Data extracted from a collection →
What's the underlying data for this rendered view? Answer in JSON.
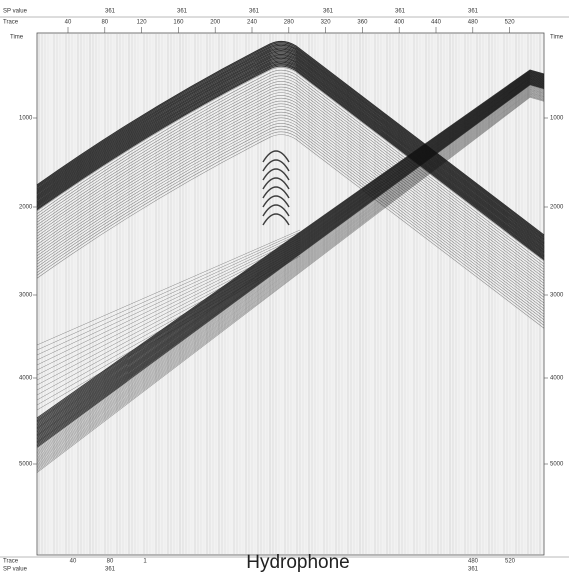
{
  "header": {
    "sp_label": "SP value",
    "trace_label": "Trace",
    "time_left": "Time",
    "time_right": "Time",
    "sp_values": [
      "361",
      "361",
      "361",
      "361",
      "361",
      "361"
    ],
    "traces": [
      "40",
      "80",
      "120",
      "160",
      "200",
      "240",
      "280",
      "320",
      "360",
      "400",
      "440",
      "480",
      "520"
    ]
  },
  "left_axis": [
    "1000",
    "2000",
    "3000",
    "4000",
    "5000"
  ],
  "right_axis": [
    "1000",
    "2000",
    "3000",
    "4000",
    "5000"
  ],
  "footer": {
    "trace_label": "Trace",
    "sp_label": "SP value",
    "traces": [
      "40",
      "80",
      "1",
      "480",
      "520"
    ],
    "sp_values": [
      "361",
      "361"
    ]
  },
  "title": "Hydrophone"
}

---

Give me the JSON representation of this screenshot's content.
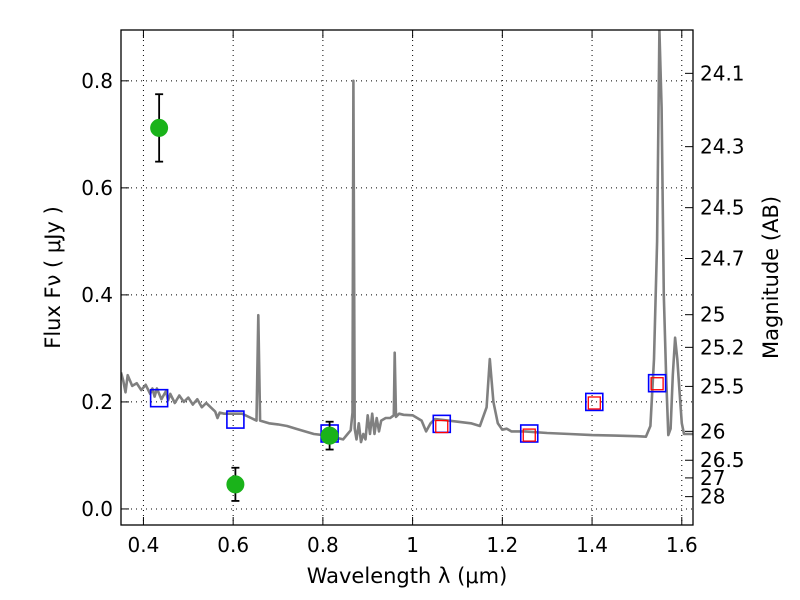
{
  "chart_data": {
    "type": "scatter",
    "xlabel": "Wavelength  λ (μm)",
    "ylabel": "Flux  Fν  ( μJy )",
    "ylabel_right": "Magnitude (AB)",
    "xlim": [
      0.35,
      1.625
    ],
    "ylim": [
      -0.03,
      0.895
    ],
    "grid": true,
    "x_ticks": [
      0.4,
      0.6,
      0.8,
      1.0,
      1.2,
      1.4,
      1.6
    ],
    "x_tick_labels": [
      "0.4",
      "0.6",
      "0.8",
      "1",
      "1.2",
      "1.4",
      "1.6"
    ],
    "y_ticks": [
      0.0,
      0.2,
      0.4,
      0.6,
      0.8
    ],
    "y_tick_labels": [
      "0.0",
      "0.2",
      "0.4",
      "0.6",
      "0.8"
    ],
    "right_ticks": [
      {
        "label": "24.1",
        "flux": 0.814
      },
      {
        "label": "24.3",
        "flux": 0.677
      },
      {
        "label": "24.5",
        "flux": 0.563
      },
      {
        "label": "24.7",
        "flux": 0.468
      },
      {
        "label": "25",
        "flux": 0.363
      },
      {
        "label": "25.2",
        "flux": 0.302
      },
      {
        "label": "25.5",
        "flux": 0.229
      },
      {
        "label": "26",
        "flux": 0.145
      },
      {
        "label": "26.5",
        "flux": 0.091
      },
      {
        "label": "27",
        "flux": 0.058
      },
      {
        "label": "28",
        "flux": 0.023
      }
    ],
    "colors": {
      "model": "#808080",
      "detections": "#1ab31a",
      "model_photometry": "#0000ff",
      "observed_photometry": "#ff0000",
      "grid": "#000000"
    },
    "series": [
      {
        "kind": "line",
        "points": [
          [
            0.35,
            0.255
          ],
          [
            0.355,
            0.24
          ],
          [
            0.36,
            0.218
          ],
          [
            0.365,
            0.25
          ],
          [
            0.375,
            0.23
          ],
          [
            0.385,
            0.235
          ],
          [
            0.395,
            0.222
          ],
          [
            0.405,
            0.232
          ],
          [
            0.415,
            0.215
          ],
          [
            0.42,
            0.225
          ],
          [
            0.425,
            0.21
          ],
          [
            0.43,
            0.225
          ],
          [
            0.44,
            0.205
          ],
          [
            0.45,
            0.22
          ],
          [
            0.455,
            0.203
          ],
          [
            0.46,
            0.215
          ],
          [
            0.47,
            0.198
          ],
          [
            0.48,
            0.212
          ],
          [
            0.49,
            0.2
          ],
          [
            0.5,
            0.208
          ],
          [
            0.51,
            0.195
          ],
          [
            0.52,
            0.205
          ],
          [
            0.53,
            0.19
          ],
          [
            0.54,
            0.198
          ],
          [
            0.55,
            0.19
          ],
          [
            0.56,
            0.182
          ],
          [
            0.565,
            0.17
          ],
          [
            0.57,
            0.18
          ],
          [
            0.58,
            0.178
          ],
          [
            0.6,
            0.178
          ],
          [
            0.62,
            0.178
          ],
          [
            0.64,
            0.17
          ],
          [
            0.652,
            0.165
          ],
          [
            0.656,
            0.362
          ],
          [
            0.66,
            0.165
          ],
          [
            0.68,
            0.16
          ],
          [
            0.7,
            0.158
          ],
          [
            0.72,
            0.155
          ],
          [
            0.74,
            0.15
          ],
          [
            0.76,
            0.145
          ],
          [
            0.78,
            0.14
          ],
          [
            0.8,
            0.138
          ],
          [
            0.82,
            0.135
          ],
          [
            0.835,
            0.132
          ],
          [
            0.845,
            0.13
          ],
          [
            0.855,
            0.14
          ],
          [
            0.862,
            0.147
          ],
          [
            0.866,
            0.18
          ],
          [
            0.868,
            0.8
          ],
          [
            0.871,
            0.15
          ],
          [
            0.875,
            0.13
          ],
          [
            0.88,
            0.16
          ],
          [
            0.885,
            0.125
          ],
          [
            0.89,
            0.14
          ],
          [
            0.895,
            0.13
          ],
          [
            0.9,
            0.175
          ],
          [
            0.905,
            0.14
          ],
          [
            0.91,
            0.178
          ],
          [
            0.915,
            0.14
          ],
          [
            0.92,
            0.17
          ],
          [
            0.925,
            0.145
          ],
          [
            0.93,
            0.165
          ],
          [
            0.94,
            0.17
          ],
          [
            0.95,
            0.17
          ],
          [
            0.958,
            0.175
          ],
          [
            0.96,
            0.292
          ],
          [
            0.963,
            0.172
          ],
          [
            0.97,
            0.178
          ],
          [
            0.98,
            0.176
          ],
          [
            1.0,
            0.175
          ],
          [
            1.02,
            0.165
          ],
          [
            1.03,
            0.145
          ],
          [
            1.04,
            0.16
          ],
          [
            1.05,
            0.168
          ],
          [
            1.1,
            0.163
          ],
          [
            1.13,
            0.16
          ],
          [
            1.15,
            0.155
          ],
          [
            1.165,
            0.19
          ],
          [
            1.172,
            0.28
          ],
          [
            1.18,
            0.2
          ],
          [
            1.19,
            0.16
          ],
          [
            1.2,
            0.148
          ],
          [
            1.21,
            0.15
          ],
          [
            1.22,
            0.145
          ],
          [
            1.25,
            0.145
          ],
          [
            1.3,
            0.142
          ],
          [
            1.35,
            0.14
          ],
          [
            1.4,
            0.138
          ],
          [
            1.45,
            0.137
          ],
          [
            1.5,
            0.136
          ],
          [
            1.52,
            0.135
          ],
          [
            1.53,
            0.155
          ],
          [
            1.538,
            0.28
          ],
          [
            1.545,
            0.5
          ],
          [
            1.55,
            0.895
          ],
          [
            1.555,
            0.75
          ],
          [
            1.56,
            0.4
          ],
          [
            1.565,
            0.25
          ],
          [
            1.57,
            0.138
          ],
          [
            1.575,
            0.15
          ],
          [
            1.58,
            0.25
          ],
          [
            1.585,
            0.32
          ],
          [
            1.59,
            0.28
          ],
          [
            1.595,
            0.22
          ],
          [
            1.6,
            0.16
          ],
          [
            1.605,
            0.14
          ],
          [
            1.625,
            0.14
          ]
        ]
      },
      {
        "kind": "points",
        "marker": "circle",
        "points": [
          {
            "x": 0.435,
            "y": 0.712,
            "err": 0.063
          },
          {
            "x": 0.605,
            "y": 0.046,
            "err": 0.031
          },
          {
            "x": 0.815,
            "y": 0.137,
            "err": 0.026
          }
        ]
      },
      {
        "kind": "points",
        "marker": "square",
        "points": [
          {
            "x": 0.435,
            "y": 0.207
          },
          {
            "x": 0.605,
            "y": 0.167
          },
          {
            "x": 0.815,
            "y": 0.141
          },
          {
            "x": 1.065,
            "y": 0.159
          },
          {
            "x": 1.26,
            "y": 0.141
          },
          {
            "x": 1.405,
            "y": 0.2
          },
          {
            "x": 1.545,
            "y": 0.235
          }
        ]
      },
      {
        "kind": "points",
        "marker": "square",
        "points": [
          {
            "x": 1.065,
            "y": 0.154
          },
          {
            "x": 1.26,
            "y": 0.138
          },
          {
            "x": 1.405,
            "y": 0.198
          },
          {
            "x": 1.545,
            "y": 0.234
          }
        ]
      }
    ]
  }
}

==

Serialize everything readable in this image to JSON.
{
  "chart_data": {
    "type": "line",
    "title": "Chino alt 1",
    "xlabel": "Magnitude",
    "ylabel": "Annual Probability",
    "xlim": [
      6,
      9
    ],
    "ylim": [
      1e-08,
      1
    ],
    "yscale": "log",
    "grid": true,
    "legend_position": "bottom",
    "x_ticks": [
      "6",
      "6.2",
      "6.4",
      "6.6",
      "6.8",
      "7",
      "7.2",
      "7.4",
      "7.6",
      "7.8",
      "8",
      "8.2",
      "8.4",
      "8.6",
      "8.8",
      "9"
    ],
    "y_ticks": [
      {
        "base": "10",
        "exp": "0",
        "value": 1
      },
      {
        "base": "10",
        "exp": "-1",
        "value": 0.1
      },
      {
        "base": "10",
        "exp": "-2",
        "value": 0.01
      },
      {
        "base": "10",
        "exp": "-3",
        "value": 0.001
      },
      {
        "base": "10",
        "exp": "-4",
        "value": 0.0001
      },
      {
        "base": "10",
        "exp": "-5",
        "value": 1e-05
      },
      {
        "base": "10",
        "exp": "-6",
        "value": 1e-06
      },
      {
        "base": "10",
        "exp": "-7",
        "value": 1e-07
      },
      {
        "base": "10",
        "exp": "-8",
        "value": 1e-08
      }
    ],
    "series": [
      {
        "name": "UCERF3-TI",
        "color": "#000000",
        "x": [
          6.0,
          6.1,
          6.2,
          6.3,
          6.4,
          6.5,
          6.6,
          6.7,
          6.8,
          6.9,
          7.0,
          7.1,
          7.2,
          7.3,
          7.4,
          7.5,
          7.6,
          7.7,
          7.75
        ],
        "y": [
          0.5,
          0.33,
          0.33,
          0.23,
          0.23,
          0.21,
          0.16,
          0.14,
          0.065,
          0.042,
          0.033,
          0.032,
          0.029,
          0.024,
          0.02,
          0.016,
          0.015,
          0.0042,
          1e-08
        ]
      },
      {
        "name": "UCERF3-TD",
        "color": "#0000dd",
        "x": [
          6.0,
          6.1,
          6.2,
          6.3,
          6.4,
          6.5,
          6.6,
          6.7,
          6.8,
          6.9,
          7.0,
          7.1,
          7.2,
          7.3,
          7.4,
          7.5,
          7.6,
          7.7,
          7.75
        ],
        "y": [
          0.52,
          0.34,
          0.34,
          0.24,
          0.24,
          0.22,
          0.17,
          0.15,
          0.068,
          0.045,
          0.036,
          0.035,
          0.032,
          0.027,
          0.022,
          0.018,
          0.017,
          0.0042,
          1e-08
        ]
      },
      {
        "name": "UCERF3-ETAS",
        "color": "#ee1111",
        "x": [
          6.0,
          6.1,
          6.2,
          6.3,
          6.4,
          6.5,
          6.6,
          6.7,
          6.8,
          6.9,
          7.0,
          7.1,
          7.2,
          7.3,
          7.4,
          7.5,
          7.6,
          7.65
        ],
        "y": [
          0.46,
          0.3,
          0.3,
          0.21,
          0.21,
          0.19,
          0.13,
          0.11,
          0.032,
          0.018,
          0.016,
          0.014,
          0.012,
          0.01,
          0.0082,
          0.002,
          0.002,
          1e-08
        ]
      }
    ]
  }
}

Work to do → Show, from the listing above, each line that contains the word "Magnitude".

Answer to this exercise →
    "ylabel_right": "Magnitude (AB)",
    "xlabel": "Magnitude",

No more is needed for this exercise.